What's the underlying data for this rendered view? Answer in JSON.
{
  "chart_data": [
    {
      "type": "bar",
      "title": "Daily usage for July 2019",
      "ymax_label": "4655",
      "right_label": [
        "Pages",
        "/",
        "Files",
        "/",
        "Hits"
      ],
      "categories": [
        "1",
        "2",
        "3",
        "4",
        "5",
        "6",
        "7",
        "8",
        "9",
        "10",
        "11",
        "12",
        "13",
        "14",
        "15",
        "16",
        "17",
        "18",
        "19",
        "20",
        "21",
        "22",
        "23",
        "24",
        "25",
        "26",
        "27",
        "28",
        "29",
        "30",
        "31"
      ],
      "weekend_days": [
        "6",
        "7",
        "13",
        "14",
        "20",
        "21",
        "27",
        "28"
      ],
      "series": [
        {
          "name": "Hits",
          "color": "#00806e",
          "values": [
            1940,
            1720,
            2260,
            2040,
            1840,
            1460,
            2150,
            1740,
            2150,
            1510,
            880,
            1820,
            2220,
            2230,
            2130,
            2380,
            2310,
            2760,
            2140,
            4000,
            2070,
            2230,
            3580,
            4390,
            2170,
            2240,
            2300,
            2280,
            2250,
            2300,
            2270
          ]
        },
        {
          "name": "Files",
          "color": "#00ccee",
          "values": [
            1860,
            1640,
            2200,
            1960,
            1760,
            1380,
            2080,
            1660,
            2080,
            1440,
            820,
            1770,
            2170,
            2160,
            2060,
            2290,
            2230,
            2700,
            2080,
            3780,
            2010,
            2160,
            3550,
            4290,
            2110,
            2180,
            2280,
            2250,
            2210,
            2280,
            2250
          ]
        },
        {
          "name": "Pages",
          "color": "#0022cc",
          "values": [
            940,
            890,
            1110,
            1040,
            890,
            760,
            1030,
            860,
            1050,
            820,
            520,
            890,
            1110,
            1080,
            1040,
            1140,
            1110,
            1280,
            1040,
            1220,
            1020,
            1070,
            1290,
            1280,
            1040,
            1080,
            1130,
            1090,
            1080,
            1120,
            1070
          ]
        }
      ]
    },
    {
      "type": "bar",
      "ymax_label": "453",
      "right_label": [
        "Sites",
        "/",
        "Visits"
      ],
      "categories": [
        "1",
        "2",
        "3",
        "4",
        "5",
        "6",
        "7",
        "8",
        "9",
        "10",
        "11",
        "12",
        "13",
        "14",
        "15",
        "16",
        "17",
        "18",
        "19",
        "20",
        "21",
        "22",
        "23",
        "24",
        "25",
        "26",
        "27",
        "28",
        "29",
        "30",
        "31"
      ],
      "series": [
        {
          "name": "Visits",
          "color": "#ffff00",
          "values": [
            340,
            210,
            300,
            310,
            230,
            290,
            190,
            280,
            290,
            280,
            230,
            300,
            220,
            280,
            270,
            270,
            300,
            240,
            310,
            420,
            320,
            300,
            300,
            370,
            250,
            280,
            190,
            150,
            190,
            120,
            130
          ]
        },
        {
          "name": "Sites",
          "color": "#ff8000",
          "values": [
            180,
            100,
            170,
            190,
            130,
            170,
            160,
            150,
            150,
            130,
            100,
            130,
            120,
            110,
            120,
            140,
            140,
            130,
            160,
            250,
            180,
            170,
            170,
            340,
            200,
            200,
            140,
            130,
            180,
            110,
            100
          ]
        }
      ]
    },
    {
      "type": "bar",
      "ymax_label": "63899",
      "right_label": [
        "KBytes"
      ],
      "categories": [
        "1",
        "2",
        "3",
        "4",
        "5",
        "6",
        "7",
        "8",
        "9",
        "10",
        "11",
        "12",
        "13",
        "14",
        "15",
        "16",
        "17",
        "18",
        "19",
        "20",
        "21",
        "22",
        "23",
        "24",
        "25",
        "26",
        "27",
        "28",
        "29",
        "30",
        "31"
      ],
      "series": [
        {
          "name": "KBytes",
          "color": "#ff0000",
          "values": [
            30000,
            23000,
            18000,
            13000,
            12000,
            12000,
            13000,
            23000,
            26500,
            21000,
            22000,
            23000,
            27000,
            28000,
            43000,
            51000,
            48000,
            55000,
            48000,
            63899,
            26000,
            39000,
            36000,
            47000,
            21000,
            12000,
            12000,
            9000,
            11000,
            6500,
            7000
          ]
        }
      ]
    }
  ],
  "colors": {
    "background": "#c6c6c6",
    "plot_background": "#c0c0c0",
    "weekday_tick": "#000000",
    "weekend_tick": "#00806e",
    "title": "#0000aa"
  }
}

------------------------------

Copy out the whole listing exactly as written.

§ **WRITTEN SOLUTION**
What's the underlying data for this rendered view? Answer in JSON.
{
  "chart_data": [
    {
      "type": "bar",
      "title": "Daily usage for July 2019",
      "ymax_label": "4655",
      "right_label": [
        "Pages",
        "/",
        "Files",
        "/",
        "Hits"
      ],
      "categories": [
        "1",
        "2",
        "3",
        "4",
        "5",
        "6",
        "7",
        "8",
        "9",
        "10",
        "11",
        "12",
        "13",
        "14",
        "15",
        "16",
        "17",
        "18",
        "19",
        "20",
        "21",
        "22",
        "23",
        "24",
        "25",
        "26",
        "27",
        "28",
        "29",
        "30",
        "31"
      ],
      "weekend_days": [
        "6",
        "7",
        "13",
        "14",
        "20",
        "21",
        "27",
        "28"
      ],
      "series": [
        {
          "name": "Hits",
          "color": "#00806e",
          "values": [
            1940,
            1720,
            2260,
            2040,
            1840,
            1460,
            2150,
            1740,
            2150,
            1510,
            880,
            1820,
            2220,
            2230,
            2130,
            2380,
            2310,
            2760,
            2140,
            4000,
            2070,
            2230,
            3580,
            4390,
            2170,
            2240,
            2300,
            2280,
            2250,
            2300,
            2270
          ]
        },
        {
          "name": "Files",
          "color": "#00ccee",
          "values": [
            1860,
            1640,
            2200,
            1960,
            1760,
            1380,
            2080,
            1660,
            2080,
            1440,
            820,
            1770,
            2170,
            2160,
            2060,
            2290,
            2230,
            2700,
            2080,
            3780,
            2010,
            2160,
            3550,
            4290,
            2110,
            2180,
            2280,
            2250,
            2210,
            2280,
            2250
          ]
        },
        {
          "name": "Pages",
          "color": "#0022cc",
          "values": [
            940,
            890,
            1110,
            1040,
            890,
            760,
            1030,
            860,
            1050,
            820,
            520,
            890,
            1110,
            1080,
            1040,
            1140,
            1110,
            1280,
            1040,
            1220,
            1020,
            1070,
            1290,
            1280,
            1040,
            1080,
            1130,
            1090,
            1080,
            1120,
            1070
          ]
        }
      ]
    },
    {
      "type": "bar",
      "ymax_label": "453",
      "right_label": [
        "Sites",
        "/",
        "Visits"
      ],
      "categories": [
        "1",
        "2",
        "3",
        "4",
        "5",
        "6",
        "7",
        "8",
        "9",
        "10",
        "11",
        "12",
        "13",
        "14",
        "15",
        "16",
        "17",
        "18",
        "19",
        "20",
        "21",
        "22",
        "23",
        "24",
        "25",
        "26",
        "27",
        "28",
        "29",
        "30",
        "31"
      ],
      "series": [
        {
          "name": "Visits",
          "color": "#ffff00",
          "values": [
            340,
            210,
            300,
            310,
            230,
            290,
            190,
            280,
            290,
            280,
            230,
            300,
            220,
            280,
            270,
            270,
            300,
            240,
            310,
            420,
            320,
            300,
            300,
            370,
            250,
            280,
            190,
            150,
            190,
            120,
            130
          ]
        },
        {
          "name": "Sites",
          "color": "#ff8000",
          "values": [
            180,
            100,
            170,
            190,
            130,
            170,
            160,
            150,
            150,
            130,
            100,
            130,
            120,
            110,
            120,
            140,
            140,
            130,
            160,
            250,
            180,
            170,
            170,
            340,
            200,
            200,
            140,
            130,
            180,
            110,
            100
          ]
        }
      ]
    },
    {
      "type": "bar",
      "ymax_label": "63899",
      "right_label": [
        "KBytes"
      ],
      "categories": [
        "1",
        "2",
        "3",
        "4",
        "5",
        "6",
        "7",
        "8",
        "9",
        "10",
        "11",
        "12",
        "13",
        "14",
        "15",
        "16",
        "17",
        "18",
        "19",
        "20",
        "21",
        "22",
        "23",
        "24",
        "25",
        "26",
        "27",
        "28",
        "29",
        "30",
        "31"
      ],
      "series": [
        {
          "name": "KBytes",
          "color": "#ff0000",
          "values": [
            30000,
            23000,
            18000,
            13000,
            12000,
            12000,
            13000,
            23000,
            26500,
            21000,
            22000,
            23000,
            27000,
            28000,
            43000,
            51000,
            48000,
            55000,
            48000,
            63899,
            26000,
            39000,
            36000,
            47000,
            21000,
            12000,
            12000,
            9000,
            11000,
            6500,
            7000
          ]
        }
      ]
    }
  ],
  "colors": {
    "background": "#c6c6c6",
    "plot_background": "#c0c0c0",
    "weekday_tick": "#000000",
    "weekend_tick": "#00806e",
    "title": "#0000aa"
  }
}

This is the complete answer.